YOUR GOAL:
From the entries below, report how many lines contain the string "正常推进". Give only that number.

EXTRACTED ENTRIES:
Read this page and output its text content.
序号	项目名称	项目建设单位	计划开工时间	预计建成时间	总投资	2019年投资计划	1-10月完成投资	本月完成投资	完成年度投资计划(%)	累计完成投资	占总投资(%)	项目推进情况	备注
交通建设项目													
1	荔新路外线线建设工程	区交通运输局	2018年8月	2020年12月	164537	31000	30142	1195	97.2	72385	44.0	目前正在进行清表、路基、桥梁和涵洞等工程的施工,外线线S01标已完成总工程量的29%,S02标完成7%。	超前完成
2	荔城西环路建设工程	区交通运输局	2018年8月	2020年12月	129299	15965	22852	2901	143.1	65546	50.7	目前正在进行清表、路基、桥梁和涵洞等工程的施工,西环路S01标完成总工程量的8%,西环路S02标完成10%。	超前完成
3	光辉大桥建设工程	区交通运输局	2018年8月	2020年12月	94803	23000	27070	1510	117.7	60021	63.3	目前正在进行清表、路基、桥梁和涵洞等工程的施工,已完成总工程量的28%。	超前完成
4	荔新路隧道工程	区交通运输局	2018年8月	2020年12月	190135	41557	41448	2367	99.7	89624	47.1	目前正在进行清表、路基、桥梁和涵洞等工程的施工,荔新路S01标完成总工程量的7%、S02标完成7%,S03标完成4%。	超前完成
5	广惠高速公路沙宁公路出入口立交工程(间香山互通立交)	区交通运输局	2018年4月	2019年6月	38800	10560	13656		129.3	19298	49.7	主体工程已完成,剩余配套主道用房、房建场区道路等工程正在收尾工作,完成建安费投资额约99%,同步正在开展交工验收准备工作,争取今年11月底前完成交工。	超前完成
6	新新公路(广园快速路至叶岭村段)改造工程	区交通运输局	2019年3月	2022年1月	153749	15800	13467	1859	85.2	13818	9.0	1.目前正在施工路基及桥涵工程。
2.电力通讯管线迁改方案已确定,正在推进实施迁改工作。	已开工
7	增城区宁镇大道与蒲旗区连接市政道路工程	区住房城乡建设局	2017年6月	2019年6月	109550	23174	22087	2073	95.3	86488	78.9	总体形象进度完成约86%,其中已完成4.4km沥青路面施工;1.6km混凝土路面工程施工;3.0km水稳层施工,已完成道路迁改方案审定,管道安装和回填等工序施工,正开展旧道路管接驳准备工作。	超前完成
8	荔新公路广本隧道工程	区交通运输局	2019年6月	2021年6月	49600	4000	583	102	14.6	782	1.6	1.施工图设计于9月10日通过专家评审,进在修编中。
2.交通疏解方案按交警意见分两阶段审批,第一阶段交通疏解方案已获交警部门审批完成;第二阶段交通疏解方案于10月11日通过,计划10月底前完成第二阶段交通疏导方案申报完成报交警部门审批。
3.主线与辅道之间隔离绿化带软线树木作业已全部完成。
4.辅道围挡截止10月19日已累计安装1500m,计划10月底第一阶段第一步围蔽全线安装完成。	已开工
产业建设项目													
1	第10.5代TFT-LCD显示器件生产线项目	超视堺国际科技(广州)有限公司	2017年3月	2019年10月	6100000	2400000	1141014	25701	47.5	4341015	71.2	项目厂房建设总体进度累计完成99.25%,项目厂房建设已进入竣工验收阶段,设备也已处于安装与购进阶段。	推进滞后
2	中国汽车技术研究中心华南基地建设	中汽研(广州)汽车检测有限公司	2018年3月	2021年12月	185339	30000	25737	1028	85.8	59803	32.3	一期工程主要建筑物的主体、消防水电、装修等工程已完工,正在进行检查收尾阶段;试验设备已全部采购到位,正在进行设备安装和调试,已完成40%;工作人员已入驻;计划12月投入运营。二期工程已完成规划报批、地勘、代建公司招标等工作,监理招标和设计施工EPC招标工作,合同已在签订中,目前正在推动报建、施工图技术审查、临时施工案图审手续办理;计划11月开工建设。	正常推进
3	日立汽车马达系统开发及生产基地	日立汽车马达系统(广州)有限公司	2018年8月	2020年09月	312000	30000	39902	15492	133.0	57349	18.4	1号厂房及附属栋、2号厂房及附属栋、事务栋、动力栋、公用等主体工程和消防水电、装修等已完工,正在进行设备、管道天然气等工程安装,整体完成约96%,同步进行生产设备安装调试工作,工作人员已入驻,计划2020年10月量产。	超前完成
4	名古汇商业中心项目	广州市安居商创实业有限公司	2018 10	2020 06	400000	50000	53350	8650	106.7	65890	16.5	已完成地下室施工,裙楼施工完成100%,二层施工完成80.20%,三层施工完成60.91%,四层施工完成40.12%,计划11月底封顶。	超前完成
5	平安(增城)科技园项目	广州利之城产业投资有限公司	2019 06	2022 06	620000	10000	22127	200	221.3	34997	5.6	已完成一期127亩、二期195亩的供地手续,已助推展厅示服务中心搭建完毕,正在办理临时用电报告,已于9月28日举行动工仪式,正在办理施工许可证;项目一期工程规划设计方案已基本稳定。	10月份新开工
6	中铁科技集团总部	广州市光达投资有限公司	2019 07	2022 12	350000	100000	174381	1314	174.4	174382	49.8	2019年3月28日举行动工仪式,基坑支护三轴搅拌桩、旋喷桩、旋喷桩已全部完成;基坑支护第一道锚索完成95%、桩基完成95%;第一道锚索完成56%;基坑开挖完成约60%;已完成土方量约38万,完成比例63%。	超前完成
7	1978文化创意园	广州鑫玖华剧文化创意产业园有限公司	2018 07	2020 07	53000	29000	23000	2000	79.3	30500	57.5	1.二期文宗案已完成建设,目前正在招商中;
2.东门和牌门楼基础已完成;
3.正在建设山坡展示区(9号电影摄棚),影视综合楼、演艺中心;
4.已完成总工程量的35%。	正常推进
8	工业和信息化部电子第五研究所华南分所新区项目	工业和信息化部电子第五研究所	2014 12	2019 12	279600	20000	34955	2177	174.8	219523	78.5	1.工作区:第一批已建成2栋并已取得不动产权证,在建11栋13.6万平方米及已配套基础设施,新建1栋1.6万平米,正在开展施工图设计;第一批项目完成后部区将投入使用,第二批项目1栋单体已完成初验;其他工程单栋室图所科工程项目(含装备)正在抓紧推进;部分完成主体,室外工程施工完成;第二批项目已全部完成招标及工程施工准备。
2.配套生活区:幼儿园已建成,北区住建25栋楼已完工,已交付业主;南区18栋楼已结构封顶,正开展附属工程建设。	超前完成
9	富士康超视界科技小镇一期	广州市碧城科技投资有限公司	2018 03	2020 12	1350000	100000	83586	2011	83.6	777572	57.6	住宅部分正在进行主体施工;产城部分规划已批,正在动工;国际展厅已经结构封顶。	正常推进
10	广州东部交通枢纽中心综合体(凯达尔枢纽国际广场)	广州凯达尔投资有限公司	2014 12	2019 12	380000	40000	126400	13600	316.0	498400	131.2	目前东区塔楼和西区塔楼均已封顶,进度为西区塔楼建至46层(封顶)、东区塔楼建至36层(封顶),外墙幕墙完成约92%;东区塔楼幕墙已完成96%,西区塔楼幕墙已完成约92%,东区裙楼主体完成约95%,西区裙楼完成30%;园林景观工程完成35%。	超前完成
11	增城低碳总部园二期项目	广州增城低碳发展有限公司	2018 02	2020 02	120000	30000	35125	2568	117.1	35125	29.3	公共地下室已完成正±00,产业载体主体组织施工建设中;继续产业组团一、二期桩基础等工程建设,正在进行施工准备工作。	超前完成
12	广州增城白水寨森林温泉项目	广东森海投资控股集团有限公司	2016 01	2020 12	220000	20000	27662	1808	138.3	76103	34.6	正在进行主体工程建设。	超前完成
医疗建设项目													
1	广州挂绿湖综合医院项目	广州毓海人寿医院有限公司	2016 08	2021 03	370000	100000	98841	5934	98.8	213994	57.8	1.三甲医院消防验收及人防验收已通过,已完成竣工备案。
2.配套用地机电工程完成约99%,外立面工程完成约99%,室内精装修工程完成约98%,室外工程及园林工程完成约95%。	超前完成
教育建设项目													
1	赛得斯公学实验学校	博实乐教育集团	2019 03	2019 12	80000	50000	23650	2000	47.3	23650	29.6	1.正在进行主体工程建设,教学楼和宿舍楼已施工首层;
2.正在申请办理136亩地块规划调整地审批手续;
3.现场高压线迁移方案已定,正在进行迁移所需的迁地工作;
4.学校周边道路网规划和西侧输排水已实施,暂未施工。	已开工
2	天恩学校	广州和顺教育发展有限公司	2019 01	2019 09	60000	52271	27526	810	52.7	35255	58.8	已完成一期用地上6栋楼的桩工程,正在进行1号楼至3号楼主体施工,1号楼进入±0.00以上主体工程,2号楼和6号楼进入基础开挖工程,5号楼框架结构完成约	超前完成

FINAL RESULT:
3